Job | Below are some records. Copy every line in them that holds "color".

___

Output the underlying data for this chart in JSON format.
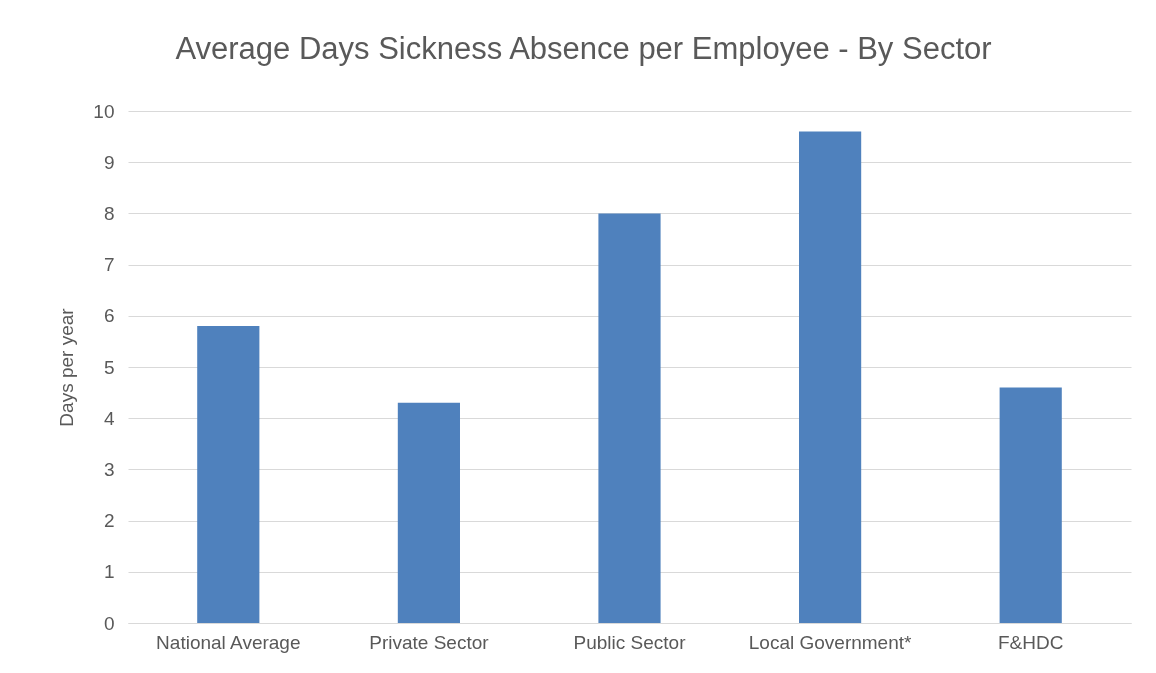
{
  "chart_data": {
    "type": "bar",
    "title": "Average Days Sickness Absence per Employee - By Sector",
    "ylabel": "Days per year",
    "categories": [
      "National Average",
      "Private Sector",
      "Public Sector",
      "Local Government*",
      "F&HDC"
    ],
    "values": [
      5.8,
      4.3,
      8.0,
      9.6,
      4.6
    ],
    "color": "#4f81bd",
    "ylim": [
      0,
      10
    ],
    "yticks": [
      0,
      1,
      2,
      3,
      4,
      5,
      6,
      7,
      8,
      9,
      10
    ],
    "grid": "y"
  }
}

___

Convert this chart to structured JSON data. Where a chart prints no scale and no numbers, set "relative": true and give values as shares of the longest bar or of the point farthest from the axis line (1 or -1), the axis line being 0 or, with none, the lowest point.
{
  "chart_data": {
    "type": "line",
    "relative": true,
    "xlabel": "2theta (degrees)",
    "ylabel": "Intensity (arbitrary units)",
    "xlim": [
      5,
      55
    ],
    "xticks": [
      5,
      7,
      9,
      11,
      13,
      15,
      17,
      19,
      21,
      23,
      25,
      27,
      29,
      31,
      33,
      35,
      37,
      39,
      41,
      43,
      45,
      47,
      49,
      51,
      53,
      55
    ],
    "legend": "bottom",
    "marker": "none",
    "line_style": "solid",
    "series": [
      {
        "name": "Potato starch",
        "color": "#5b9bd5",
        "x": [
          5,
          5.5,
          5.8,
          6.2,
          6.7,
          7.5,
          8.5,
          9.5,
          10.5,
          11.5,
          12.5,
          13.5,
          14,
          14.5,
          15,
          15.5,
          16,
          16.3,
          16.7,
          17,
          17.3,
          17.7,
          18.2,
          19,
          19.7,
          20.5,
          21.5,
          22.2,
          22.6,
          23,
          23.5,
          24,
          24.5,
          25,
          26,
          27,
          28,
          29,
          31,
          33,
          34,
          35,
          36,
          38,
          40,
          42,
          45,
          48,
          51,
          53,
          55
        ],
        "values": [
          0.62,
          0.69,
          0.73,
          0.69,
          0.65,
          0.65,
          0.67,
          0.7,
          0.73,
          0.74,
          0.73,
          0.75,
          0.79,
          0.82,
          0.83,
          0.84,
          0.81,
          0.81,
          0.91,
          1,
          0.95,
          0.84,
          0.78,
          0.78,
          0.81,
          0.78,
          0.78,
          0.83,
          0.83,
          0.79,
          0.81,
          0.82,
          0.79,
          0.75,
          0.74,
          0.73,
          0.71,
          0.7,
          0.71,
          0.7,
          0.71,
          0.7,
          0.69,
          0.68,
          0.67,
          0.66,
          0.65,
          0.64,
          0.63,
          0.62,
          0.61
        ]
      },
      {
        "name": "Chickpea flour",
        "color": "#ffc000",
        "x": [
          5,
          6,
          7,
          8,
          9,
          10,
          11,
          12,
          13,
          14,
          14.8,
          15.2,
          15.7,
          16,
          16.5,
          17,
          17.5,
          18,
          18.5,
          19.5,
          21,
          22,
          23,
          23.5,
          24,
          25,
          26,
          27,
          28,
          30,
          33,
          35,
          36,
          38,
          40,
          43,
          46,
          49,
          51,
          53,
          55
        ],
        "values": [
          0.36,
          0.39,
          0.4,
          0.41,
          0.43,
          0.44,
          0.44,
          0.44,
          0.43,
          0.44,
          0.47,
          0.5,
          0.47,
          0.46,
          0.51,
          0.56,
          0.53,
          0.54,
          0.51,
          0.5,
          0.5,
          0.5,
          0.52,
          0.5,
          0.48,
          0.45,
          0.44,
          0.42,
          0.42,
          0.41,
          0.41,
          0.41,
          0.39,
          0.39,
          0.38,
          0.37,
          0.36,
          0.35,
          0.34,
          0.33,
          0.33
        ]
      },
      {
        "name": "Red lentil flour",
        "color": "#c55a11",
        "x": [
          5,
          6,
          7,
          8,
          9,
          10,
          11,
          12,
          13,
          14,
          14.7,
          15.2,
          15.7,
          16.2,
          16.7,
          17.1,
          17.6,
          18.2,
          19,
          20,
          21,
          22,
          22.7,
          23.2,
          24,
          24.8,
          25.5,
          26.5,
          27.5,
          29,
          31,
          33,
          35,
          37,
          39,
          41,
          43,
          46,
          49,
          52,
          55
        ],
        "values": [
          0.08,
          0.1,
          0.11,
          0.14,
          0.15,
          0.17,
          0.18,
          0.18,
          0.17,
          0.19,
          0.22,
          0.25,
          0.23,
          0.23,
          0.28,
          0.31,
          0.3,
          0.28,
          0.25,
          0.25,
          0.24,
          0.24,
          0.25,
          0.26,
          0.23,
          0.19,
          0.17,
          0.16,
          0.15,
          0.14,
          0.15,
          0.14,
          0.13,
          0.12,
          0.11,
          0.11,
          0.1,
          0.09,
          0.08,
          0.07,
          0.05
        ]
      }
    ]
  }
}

___

Solution |
    "color": "#4f81bd",
        "color": "#5b9bd5",
        "color": "#ffc000",
        "color": "#c55a11",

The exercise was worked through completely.